All entries must be extracted exactly, with nothing added or dropped.

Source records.

↓

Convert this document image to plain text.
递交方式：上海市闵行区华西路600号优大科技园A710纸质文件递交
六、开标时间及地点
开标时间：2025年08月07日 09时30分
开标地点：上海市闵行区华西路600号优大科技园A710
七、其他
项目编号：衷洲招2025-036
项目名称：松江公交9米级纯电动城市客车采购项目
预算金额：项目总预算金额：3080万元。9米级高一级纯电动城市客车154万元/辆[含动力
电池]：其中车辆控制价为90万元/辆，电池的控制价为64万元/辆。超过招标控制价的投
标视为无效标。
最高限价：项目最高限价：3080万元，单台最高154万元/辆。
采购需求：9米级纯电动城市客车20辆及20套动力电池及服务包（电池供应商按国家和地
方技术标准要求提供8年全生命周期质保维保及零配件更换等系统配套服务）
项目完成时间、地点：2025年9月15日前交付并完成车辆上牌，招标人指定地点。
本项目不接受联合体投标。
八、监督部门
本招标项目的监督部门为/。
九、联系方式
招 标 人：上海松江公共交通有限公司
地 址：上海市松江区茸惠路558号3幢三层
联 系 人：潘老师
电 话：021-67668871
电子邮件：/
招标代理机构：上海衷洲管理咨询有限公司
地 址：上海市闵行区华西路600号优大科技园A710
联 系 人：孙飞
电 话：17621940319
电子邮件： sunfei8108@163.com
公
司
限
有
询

↑

Right answer.
Convert this document image to plain text.
递交方式：上海市闵行区华西路600号优大科技园A710纸质文件递交
六、开标时间及地点
开标时间：2025年08月07日 09时30分
开标地点：上海市闵行区华西路600号优大科技园A710
七、其他
项目编号：衷洲招2025-036
项目名称：松江公交9米级纯电动城市客车采购项目
预算金额：项目总预算金额：3080万元。9米级高一级纯电动城市客车154万元/辆[含动力
电池]：其中车辆控制价为90万元/辆，电池的控制价为64万元/辆。超过招标控制价的投
标视为无效标。
最高限价：项目最高限价：3080万元，单台最高154万元/辆。
采购需求：9米级纯电动城市客车20辆及20套动力电池及服务包（电池供应商按国家和地
方技术标准要求提供8年全生命周期质保维保及零配件更换等系统配套服务）
项目完成时间、地点：2025年9月15日前交付并完成车辆上牌，招标人指定地点。
本项目不接受联合体投标。
八、监督部门
本招标项目的监督部门为/。
九、联系方式
招 标 人：上海松江公共交通有限公司
地 址：上海市松江区茸惠路558号3幢三层
联 系 人：潘老师
电 话：021-67668871
电子邮件：/
招标代理机构：上海衷洲管理咨询有限公司
地 址：上海市闵行区华西路600号优大科技园A710
联 系 人：孙飞
电 话：17621940319
电子邮件： sunfei8108@163.com
公
司
限
有
询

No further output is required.